> **WRITTEN TASK**:
List each line of the data that holds the word "Monitoring".

> **DATASET RECORDS**:
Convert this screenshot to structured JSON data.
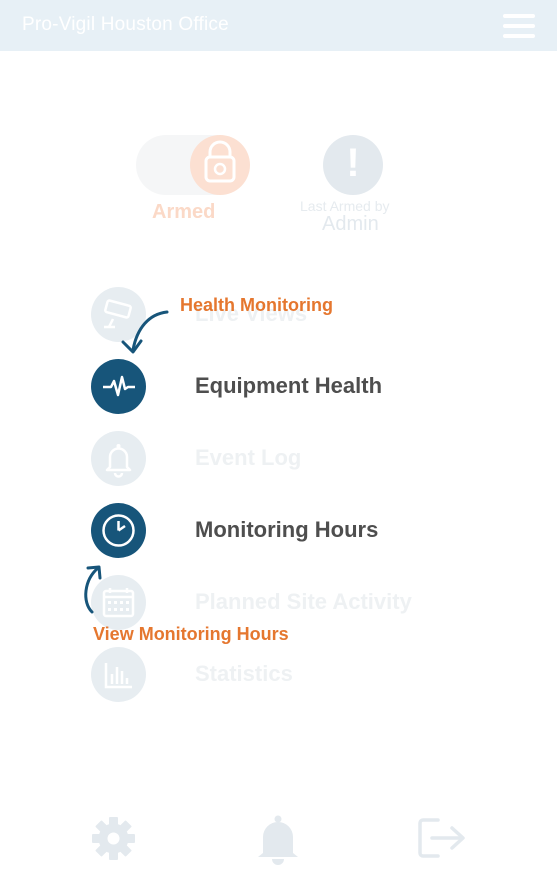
{
  "header": {
    "title": "Pro-Vigil Houston Office",
    "menu_icon": "hamburger-menu-icon"
  },
  "status": {
    "armed_label": "Armed",
    "last_armed_text": "Last Armed by",
    "last_armed_user": "Admin",
    "alert_symbol": "!"
  },
  "menu": {
    "items": [
      {
        "label": "Live Views",
        "icon": "camera-icon",
        "active": false
      },
      {
        "label": "Equipment Health",
        "icon": "heartbeat-icon",
        "active": true
      },
      {
        "label": "Event Log",
        "icon": "bell-icon",
        "active": false
      },
      {
        "label": "Monitoring Hours",
        "icon": "clock-icon",
        "active": true
      },
      {
        "label": "Planned Site Activity",
        "icon": "calendar-icon",
        "active": false
      },
      {
        "label": "Statistics",
        "icon": "bar-chart-icon",
        "active": false
      }
    ]
  },
  "annotations": {
    "health": "Health Monitoring",
    "hours": "View Monitoring Hours"
  },
  "footer": {
    "icons": [
      "settings-gear-icon",
      "notification-bell-icon",
      "logout-icon"
    ]
  },
  "colors": {
    "header_bg": "#e7f0f6",
    "active_icon_bg": "#17557a",
    "annotation": "#e5772f",
    "armed_accent": "#fce0d2"
  }
}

> **ANSWER TO THE PROBLEM**:
        "label": "Monitoring Hours",
    "health": "Health Monitoring",
    "hours": "View Monitoring Hours"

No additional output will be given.